## Excerpt provided
start

The 1980 Florida State Seminoles football team represented Florida State University in the 1980 NCAA Division I-A football season. The team was coached by Bobby Bowden and played their home games at Doak Campbell Stadium. The team was selected co-national champion by Rothman (FACT).

Schedule

Roster

Season summary
Florida State finished #5 in the AP poll and #5 in the UPI poll with a 10–2 record. The Seminoles' offense scored 369 points while the defense allowed 103 points. They were invited to the Orange Bowl for the second straight season where they played Oklahoma again.
Sam Platt led the team in rushing with 983 yards and 6 touchdowns. Rick Stockstill led the team in passing with 1377 yards and 15 touchdown passes. Michael Whiting led the team with 25 receptions while Hardis Johnson led with 419 receiving yards and 9 touchdowns. Keith Jones led the team with 5 pass interceptions.
Monk Bonasorte {DB}, Bobby Butler {DB}, Bill Capece {K}, Greg Futch {G}, Reggie Herring {LB}, Ken Lanier {OT}, Mark Macek {DT}, Paul Piurowski {LB} and Rohn Stark {P} were selected to the First team All-South Independent team. Bobby Butler, Bill Capece, Ron Simmons {NG} and Rohn Stark were selected as First team All-Americans. Bonasorte, Herring and Lanier were selected as 2nd team All-Americans and Futch, Macek and Piurowski were named Honorable Mention All-Americans by the Associated Press. Butler {Atlanta}, Lanier {Denver}, Simmons {Cleveland}, Piurowski {Dallas} and Capece {Houston Oilers} were selected in the 1981 NFL draft. Butler was a #1 pick.

at LSU
Bill Capece kicked three field goals and Florida State’s defense held Louisiana State without any points as the Seminoles opened their season with a 16-0 victory in Tiger Stadium. Florida State led 6-0 at halftime on field goals of 34 and 35 yards by Capece. The only touchdown of the game came with 2:32 remaining in the third quarter. Sam Platt ran in from four yards out for the score.

Louisville
Rick Stockstill threw four touchdown passes as the Seminoles routed Louisville 52-0 before the biggest crowd ever (52,623) to see a football game at Doak Campbell Stadium. The Seminoles got the first six of their seven touchdowns on passes, as Kelly Lowrey and Blair Williams followed Stockstill with one apiece. Stockstill threw TD passes to Dennis McKinnon (8 yards), Zeke Mowatt (7 yards), Hardis Johnson (26 yards) and Phil Williams (19 yards). Johnson and McKinnon caught TD passes from Lowrey and Williams and Ron Hester returned an interception 50 yards for a touchdown.

East Carolina
With a devastating running game and formidable defense, the Seminoles romped to a 63-7 victory. Sam Platt ran for 130 yards on 29 carries and Mike Whiting 71 yards on 15 carries. Rick Stockstill completed 10 of 11 passes for 132 yards. Ahead 35-7 going into the final quarter, the Seminoles added four more touchdowns and 28 points in the 4th quarter. Michael Whiting, Ken Burnett and Larry Harris each ran for two touchdowns. FSU rolled up 559 yards of total offense while holding the Pirates to 102 yards of total offense.

end

## Given task
Answer these questions from the 1980 Florida State football text:
1. Who coached the team?
2. What was the final score of the game against Louisville?
3. How many yards of total offense did Florida State gain against East Carolina?

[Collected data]
start

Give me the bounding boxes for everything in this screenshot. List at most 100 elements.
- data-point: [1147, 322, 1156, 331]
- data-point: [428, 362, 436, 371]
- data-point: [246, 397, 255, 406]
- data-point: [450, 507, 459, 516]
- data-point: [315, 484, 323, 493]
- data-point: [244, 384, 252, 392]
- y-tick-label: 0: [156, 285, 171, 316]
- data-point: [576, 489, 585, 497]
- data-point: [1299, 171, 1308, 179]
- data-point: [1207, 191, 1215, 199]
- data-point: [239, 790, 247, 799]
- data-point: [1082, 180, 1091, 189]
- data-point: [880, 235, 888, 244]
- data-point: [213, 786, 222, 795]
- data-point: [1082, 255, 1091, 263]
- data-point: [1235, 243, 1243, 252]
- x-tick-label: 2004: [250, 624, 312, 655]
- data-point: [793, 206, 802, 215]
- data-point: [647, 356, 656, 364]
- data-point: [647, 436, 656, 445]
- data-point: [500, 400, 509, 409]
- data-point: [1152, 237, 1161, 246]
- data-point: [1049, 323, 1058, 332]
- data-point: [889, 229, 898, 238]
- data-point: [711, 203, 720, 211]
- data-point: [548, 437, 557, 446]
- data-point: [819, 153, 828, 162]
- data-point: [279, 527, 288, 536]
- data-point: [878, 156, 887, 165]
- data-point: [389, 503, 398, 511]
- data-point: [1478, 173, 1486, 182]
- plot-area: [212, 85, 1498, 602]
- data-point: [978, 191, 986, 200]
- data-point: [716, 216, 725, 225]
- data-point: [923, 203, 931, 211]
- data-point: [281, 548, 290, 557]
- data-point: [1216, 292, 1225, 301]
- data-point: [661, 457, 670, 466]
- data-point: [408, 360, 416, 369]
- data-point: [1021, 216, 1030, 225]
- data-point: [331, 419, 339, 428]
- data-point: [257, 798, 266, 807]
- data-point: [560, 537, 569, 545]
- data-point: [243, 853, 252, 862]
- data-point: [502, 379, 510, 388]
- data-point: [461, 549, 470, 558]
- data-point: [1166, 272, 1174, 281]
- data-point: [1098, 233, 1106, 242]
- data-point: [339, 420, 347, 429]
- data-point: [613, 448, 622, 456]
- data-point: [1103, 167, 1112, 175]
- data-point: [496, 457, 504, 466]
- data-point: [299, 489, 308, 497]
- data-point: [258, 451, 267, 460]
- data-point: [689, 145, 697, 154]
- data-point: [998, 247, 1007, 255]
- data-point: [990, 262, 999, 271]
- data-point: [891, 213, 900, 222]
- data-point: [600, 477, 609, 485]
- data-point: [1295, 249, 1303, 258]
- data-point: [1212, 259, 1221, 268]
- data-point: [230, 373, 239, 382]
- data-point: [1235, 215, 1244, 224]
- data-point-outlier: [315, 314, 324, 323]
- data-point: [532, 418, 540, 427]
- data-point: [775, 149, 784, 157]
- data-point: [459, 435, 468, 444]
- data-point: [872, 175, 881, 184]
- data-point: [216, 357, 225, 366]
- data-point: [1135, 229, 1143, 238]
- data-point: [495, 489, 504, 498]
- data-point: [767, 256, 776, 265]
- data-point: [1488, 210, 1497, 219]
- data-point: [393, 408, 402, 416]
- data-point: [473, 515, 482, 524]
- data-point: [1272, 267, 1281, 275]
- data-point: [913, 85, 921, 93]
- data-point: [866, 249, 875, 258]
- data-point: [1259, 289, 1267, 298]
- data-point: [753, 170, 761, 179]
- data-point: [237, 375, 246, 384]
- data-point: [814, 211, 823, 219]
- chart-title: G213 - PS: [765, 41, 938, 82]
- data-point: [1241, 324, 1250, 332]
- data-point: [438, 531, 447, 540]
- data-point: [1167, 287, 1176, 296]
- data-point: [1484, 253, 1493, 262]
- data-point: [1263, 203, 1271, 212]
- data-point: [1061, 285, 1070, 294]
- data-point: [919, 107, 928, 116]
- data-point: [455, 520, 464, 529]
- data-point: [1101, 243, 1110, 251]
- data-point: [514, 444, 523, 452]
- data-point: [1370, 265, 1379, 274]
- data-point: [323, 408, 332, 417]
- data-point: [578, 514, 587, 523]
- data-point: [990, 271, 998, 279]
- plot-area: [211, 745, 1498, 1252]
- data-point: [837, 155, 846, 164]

end

## Correct response
1. Bobby Bowden
2. 52-0
3. 559 yards